What is needed: Return every line of the data below that includes the string "West".

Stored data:
□ □ □ □
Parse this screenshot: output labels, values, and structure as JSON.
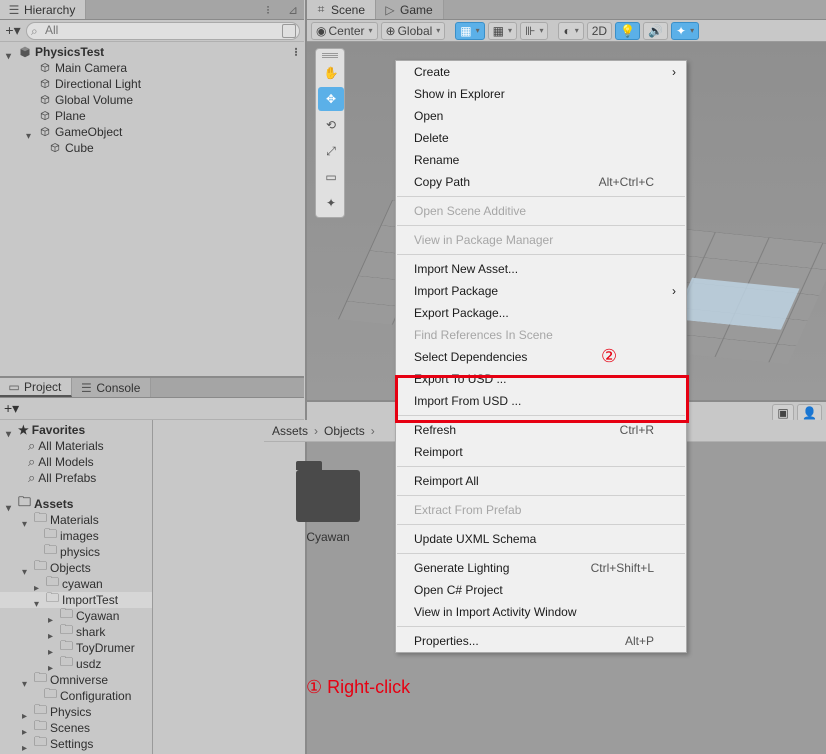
{
  "hierarchy": {
    "tab": "Hierarchy",
    "search_placeholder": "All",
    "root": "PhysicsTest",
    "items": [
      "Main Camera",
      "Directional Light",
      "Global Volume",
      "Plane"
    ],
    "gameObject": "GameObject",
    "cube": "Cube"
  },
  "project": {
    "tabs": [
      "Project",
      "Console"
    ],
    "favorites": "Favorites",
    "fav_items": [
      "All Materials",
      "All Models",
      "All Prefabs"
    ],
    "assets": "Assets",
    "tree": {
      "materials": "Materials",
      "images": "images",
      "physics": "physics",
      "objects": "Objects",
      "cyawan": "cyawan",
      "importTest": "ImportTest",
      "it_children": [
        "Cyawan",
        "shark",
        "ToyDrumer",
        "usdz"
      ],
      "omniverse": "Omniverse",
      "config": "Configuration",
      "physics2": "Physics",
      "scenes": "Scenes",
      "settings": "Settings"
    },
    "breadcrumb": [
      "Assets",
      "Objects"
    ],
    "folder_label": "Cyawan"
  },
  "scene": {
    "tabs": [
      "Scene",
      "Game"
    ],
    "pivot": "Center",
    "space": "Global",
    "mode2d": "2D"
  },
  "context_menu": {
    "items": [
      {
        "label": "Create",
        "sub": true
      },
      {
        "label": "Show in Explorer"
      },
      {
        "label": "Open"
      },
      {
        "label": "Delete"
      },
      {
        "label": "Rename"
      },
      {
        "label": "Copy Path",
        "shortcut": "Alt+Ctrl+C"
      },
      {
        "sep": true
      },
      {
        "label": "Open Scene Additive",
        "disabled": true
      },
      {
        "sep": true
      },
      {
        "label": "View in Package Manager",
        "disabled": true
      },
      {
        "sep": true
      },
      {
        "label": "Import New Asset..."
      },
      {
        "label": "Import Package",
        "sub": true
      },
      {
        "label": "Export Package..."
      },
      {
        "label": "Find References In Scene",
        "disabled": true
      },
      {
        "label": "Select Dependencies"
      },
      {
        "label": "Export To USD ..."
      },
      {
        "label": "Import From USD ..."
      },
      {
        "sep": true
      },
      {
        "label": "Refresh",
        "shortcut": "Ctrl+R"
      },
      {
        "label": "Reimport"
      },
      {
        "sep": true
      },
      {
        "label": "Reimport All"
      },
      {
        "sep": true
      },
      {
        "label": "Extract From Prefab",
        "disabled": true
      },
      {
        "sep": true
      },
      {
        "label": "Update UXML Schema"
      },
      {
        "sep": true
      },
      {
        "label": "Generate Lighting",
        "shortcut": "Ctrl+Shift+L"
      },
      {
        "label": "Open C# Project"
      },
      {
        "label": "View in Import Activity Window"
      },
      {
        "sep": true
      },
      {
        "label": "Properties...",
        "shortcut": "Alt+P"
      }
    ]
  },
  "annotations": {
    "a1": "① Right-click",
    "a2": "②"
  }
}
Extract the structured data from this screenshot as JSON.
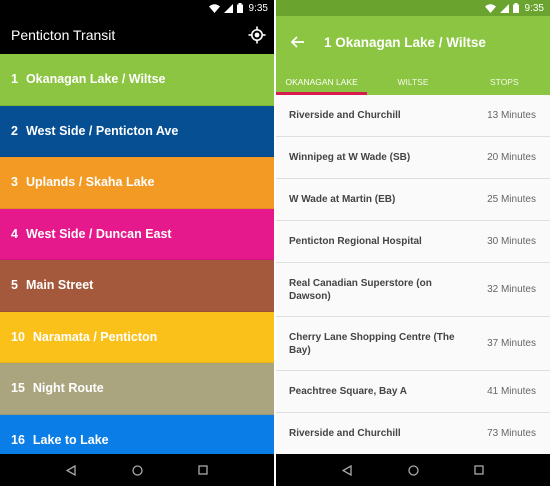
{
  "status": {
    "time": "9:35"
  },
  "left_app": {
    "title": "Penticton Transit",
    "routes": [
      {
        "number": "1",
        "name": "Okanagan Lake / Wiltse",
        "color": "#8bc541"
      },
      {
        "number": "2",
        "name": "West Side / Penticton Ave",
        "color": "#064f93"
      },
      {
        "number": "3",
        "name": "Uplands / Skaha Lake",
        "color": "#f39a24"
      },
      {
        "number": "4",
        "name": "West Side / Duncan East",
        "color": "#e5198c"
      },
      {
        "number": "5",
        "name": "Main Street",
        "color": "#a4593d"
      },
      {
        "number": "10",
        "name": "Naramata / Penticton",
        "color": "#fbc11b"
      },
      {
        "number": "15",
        "name": "Night Route",
        "color": "#aba57f"
      },
      {
        "number": "16",
        "name": "Lake to Lake",
        "color": "#0b7de6"
      }
    ]
  },
  "right_app": {
    "title": "1 Okanagan Lake / Wiltse",
    "tabs": [
      "OKANAGAN LAKE",
      "WILTSE",
      "STOPS"
    ],
    "active_tab": 0,
    "stops": [
      {
        "name": "Riverside and Churchill",
        "time": "13 Minutes"
      },
      {
        "name": "Winnipeg at W Wade (SB)",
        "time": "20 Minutes"
      },
      {
        "name": "W Wade at Martin (EB)",
        "time": "25 Minutes"
      },
      {
        "name": "Penticton Regional Hospital",
        "time": "30 Minutes"
      },
      {
        "name": "Real Canadian Superstore (on Dawson)",
        "time": "32 Minutes"
      },
      {
        "name": "Cherry Lane Shopping Centre (The Bay)",
        "time": "37 Minutes"
      },
      {
        "name": "Peachtree Square, Bay A",
        "time": "41 Minutes"
      },
      {
        "name": "Riverside and Churchill",
        "time": "73 Minutes"
      }
    ]
  },
  "icons": {
    "wifi": "wifi-icon",
    "signal": "signal-icon",
    "battery": "battery-icon",
    "locate": "my-location-icon",
    "back": "back-arrow-icon",
    "nav_back": "nav-back-icon",
    "nav_home": "nav-home-icon",
    "nav_recents": "nav-recents-icon"
  }
}
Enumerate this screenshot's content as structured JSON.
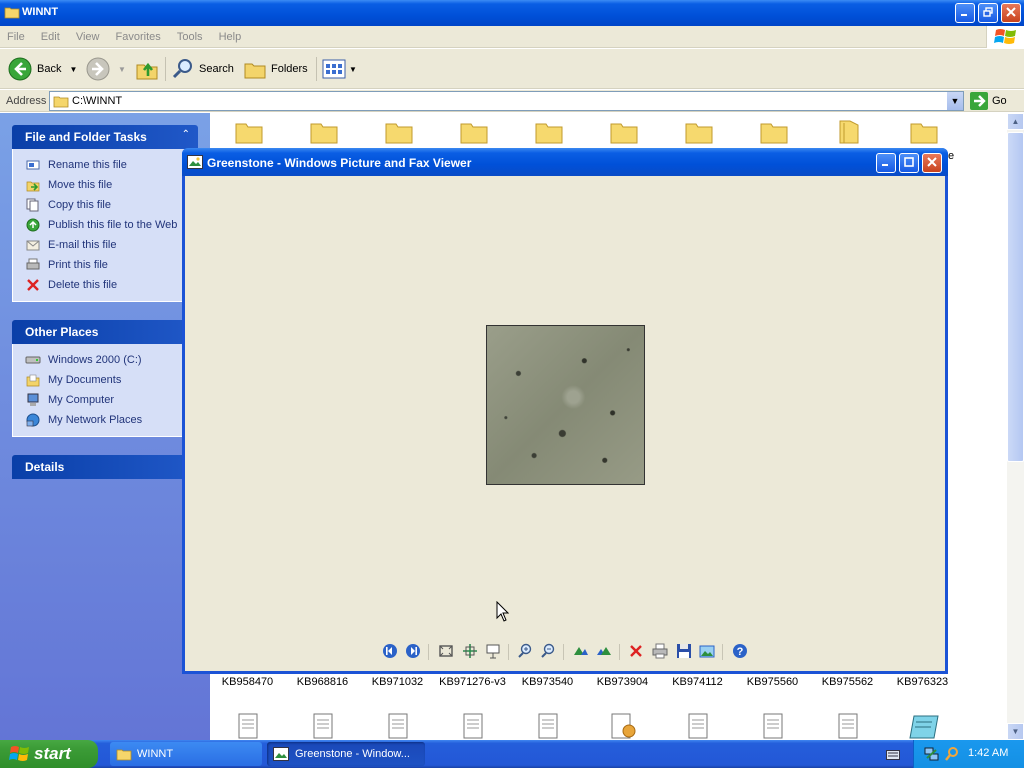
{
  "explorer": {
    "title": "WINNT",
    "menu": [
      "File",
      "Edit",
      "View",
      "Favorites",
      "Tools",
      "Help"
    ],
    "toolbar": {
      "back": "Back",
      "search": "Search",
      "folders": "Folders"
    },
    "address": {
      "label": "Address",
      "value": "C:\\WINNT",
      "go": "Go"
    },
    "sidebar": {
      "file_tasks": {
        "title": "File and Folder Tasks",
        "items": [
          "Rename this file",
          "Move this file",
          "Copy this file",
          "Publish this file to the Web",
          "E-mail this file",
          "Print this file",
          "Delete this file"
        ]
      },
      "other_places": {
        "title": "Other Places",
        "items": [
          "Windows 2000 (C:)",
          "My Documents",
          "My Computer",
          "My Network Places"
        ]
      },
      "details": {
        "title": "Details"
      }
    },
    "files": {
      "names": [
        "KB958470",
        "KB968816",
        "KB971032",
        "KB971276-v3",
        "KB973540",
        "KB973904",
        "KB974112",
        "KB975560",
        "KB975562",
        "KB976323"
      ],
      "partial_label": "e"
    }
  },
  "viewer": {
    "title": "Greenstone - Windows Picture and Fax Viewer"
  },
  "taskbar": {
    "start": "start",
    "tasks": [
      "WINNT",
      "Greenstone - Window..."
    ],
    "clock": "1:42 AM"
  },
  "colors": {
    "titlebar_blue": "#0050d8",
    "sidebar_blue": "#6375d6",
    "start_green": "#3c9c37",
    "close_red": "#c8421e"
  }
}
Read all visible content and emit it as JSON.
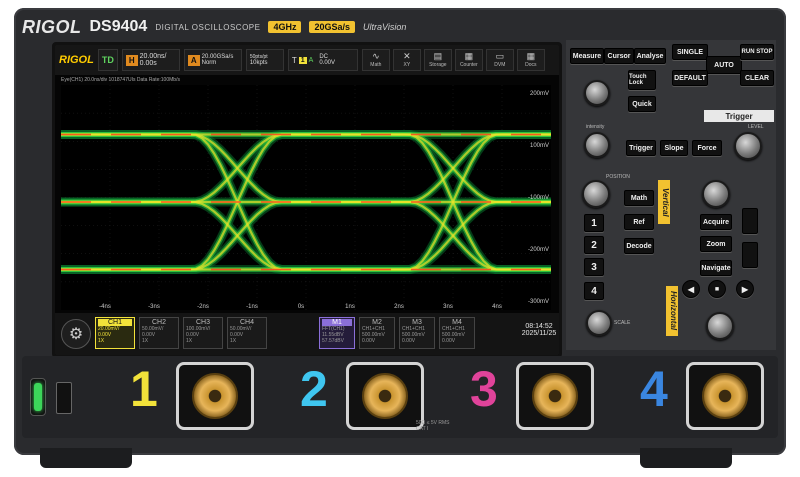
{
  "header": {
    "logo": "RIGOL",
    "model": "DS9404",
    "product_type": "DIGITAL OSCILLOSCOPE",
    "bandwidth": "4GHz",
    "sample_rate": "20GSa/s",
    "series": "UltraVision"
  },
  "screen": {
    "top": {
      "logo": "RIGOL",
      "mode": "TD",
      "horizontal_label": "H",
      "timebase": "20.00ns/",
      "offset": "0.00s",
      "acquire_label": "A",
      "sample": "20.00GSa/s",
      "acq_mode": "Norm",
      "points_top": "50pts/pt",
      "memory": "10kpts",
      "trigger_icon": "T",
      "trigger_ch": "1",
      "trigger_mode": "A",
      "trigger_coupling": "DC",
      "trigger_level": "0.00V",
      "tools": [
        {
          "label": "Math",
          "icon": "∿"
        },
        {
          "label": "XY",
          "icon": "✕"
        },
        {
          "label": "Storage",
          "icon": "▤"
        },
        {
          "label": "Counter",
          "icon": "▦"
        },
        {
          "label": "DVM",
          "icon": "▭"
        },
        {
          "label": "Docs",
          "icon": "▦"
        }
      ]
    },
    "info_line": "Eye(CH1)   20.0ns/div   1018747UIs   Data Rate:100Mb/s",
    "y_labels": [
      "200mV",
      "100mV",
      "-100mV",
      "-200mV",
      "-300mV"
    ],
    "x_labels": [
      "-4ns",
      "-3ns",
      "-2ns",
      "-1ns",
      "0s",
      "1ns",
      "2ns",
      "3ns",
      "4ns"
    ],
    "channels": [
      {
        "name": "CH1",
        "scale": "20.00mV/",
        "offset": "0.00V",
        "probe": "1X",
        "active": true
      },
      {
        "name": "CH2",
        "scale": "50.00mV/",
        "offset": "0.00V",
        "probe": "1X",
        "active": false
      },
      {
        "name": "CH3",
        "scale": "100.00mV/",
        "offset": "0.00V",
        "probe": "1X",
        "active": false
      },
      {
        "name": "CH4",
        "scale": "50.00mV/",
        "offset": "0.00V",
        "probe": "1X",
        "active": false
      }
    ],
    "math": [
      {
        "name": "M1",
        "src": "FFT(CH1)",
        "v1": "11.55dBV",
        "v2": "57.57dBV",
        "active": true
      },
      {
        "name": "M2",
        "src": "CH1+CH1",
        "v1": "500.00mV",
        "v2": "0.00V",
        "active": false
      },
      {
        "name": "M3",
        "src": "CH1+CH1",
        "v1": "500.00mV",
        "v2": "0.00V",
        "active": false
      },
      {
        "name": "M4",
        "src": "CH1+CH1",
        "v1": "500.00mV",
        "v2": "0.00V",
        "active": false
      }
    ],
    "clock": "08:14:52",
    "date": "2025/11/25"
  },
  "panel": {
    "menu_buttons": [
      "Measure",
      "Cursor",
      "Analyse"
    ],
    "quick_buttons": [
      "SINGLE",
      "AUTO",
      "RUN STOP",
      "DEFAULT",
      "CLEAR"
    ],
    "touch_lock": "Touch Lock",
    "quick": "Quick",
    "trigger_title": "Trigger",
    "trigger_buttons": [
      "Trigger",
      "Slope",
      "Force"
    ],
    "vertical_title": "Vertical",
    "horizontal_title": "Horizontal",
    "vertical_buttons": [
      "Math",
      "Ref",
      "Decode"
    ],
    "channel_buttons": [
      "1",
      "2",
      "3",
      "4"
    ],
    "horizontal_buttons": [
      "Acquire",
      "Zoom",
      "Navigate"
    ],
    "knob_labels": {
      "intensity": "intensity",
      "level": "LEVEL",
      "position": "POSITION",
      "scale": "SCALE"
    }
  },
  "front": {
    "channels": [
      "1",
      "2",
      "3",
      "4"
    ],
    "channel_colors": [
      "#f2e23a",
      "#3fc6f0",
      "#e0439a",
      "#3a86e0"
    ],
    "warning": "50Ω ≤ 5V RMS",
    "warning2": "CAT I"
  },
  "colors": {
    "accent": "#f2c230",
    "ch1": "#f2e23a"
  }
}
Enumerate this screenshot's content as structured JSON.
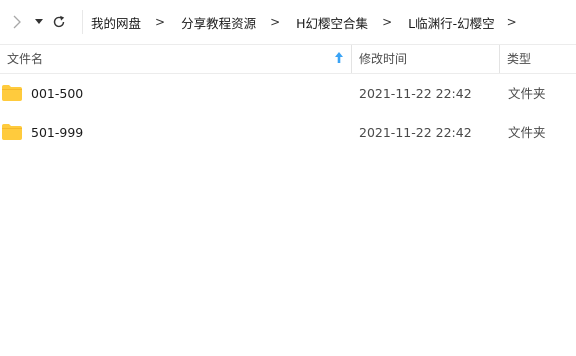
{
  "nav": {
    "forward_icon": "chevron-right-icon",
    "history_icon": "caret-down-icon",
    "refresh_icon": "refresh-icon"
  },
  "breadcrumb": {
    "items": [
      "我的网盘",
      "分享教程资源",
      "H幻樱空合集",
      "L临渊行-幻樱空"
    ],
    "separator": ">"
  },
  "columns": {
    "name": "文件名",
    "date": "修改时间",
    "type": "类型",
    "sort_icon": "sort-up-arrow-icon"
  },
  "files": [
    {
      "name": "001-500",
      "date": "2021-11-22 22:42",
      "type": "文件夹",
      "icon": "folder-icon"
    },
    {
      "name": "501-999",
      "date": "2021-11-22 22:42",
      "type": "文件夹",
      "icon": "folder-icon"
    }
  ],
  "colors": {
    "folder": "#ffcb3d",
    "sort_arrow": "#3aa3f5"
  }
}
□ □ □ □
The solution:
        "name": "West Side / Penticton Ave",
        "name": "West Side / Duncan East",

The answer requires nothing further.